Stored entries

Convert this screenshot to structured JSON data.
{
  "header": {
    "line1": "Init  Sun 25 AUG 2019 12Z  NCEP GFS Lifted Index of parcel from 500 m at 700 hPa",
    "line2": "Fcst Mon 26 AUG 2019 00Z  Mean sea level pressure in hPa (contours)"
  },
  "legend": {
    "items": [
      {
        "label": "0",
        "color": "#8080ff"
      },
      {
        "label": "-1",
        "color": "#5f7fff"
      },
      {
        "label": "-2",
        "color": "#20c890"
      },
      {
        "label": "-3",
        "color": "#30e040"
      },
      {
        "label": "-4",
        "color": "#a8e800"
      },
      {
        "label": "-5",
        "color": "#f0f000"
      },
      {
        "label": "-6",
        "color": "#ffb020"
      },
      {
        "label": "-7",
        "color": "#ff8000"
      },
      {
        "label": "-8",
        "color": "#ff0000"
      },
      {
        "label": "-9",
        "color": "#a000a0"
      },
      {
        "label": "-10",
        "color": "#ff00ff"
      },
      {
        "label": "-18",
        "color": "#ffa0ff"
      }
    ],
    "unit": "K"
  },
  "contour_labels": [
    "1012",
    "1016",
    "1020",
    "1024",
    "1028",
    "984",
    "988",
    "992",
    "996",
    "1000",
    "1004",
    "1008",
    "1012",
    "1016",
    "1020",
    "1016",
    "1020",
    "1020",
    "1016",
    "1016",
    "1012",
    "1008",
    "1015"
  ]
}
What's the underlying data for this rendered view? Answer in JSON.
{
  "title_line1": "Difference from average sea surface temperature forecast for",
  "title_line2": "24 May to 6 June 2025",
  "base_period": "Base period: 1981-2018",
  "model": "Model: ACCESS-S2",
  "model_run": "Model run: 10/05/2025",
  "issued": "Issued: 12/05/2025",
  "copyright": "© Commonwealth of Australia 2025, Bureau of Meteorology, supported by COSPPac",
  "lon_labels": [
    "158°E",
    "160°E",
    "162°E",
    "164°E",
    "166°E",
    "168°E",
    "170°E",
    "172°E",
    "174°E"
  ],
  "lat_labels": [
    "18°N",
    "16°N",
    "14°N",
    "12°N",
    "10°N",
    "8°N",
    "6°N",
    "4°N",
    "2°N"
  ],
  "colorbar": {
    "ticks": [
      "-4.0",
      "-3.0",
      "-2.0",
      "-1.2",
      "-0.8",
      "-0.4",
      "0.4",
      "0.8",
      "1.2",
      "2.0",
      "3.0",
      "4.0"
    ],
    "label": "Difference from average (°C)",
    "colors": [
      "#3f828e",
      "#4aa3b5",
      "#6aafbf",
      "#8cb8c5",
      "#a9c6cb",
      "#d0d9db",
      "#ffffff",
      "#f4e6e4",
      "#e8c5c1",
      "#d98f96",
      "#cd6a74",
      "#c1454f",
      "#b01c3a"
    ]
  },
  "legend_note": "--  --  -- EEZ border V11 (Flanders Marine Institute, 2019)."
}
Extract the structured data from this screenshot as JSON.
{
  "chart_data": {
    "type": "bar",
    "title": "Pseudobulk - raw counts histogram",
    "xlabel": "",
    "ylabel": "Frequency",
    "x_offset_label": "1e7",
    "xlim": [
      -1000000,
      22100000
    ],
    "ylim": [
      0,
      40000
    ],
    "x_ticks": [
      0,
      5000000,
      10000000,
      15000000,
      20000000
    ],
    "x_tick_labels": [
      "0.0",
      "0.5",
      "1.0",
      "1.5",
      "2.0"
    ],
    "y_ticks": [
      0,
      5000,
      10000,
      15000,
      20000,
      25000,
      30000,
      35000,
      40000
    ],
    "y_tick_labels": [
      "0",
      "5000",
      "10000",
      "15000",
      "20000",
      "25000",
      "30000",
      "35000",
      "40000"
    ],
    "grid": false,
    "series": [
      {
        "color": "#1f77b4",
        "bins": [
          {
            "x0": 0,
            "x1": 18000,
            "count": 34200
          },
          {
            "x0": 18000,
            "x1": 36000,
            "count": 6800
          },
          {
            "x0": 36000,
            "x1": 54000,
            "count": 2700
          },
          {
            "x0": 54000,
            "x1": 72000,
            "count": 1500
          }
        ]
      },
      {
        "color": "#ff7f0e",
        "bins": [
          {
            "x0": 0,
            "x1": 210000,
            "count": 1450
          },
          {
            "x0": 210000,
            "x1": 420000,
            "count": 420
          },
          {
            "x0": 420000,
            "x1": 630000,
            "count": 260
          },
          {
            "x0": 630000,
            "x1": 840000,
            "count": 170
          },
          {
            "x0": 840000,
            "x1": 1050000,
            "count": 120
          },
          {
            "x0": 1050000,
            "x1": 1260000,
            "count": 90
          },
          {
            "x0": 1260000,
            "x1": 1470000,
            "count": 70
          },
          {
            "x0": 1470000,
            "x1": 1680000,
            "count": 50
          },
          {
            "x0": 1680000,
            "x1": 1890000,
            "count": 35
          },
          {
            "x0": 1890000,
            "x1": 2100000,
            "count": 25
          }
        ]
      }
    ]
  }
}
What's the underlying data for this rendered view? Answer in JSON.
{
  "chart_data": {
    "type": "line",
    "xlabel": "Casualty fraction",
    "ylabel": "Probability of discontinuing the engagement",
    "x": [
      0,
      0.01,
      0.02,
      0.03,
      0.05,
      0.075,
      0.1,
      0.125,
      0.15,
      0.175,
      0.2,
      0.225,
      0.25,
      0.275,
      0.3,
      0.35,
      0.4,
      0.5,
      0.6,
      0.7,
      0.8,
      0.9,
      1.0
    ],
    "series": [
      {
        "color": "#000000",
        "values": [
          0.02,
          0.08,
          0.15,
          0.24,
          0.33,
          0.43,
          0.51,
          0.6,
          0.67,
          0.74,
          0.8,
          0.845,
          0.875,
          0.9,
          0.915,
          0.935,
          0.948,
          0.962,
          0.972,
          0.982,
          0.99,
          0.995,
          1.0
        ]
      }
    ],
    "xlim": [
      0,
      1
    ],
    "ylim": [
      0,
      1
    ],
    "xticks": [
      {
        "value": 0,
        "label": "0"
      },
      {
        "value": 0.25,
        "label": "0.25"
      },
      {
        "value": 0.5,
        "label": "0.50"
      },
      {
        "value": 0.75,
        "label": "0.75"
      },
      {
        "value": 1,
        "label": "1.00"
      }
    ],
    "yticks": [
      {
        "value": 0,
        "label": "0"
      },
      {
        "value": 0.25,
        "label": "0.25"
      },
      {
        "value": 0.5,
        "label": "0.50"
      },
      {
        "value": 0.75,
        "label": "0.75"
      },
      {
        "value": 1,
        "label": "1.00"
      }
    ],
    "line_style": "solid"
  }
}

WHAT YOU NEED TO DO
Find how many lines of the material carry the string "structured". Only the number should be in the answer.

RESPONSE TO THIS TASK
2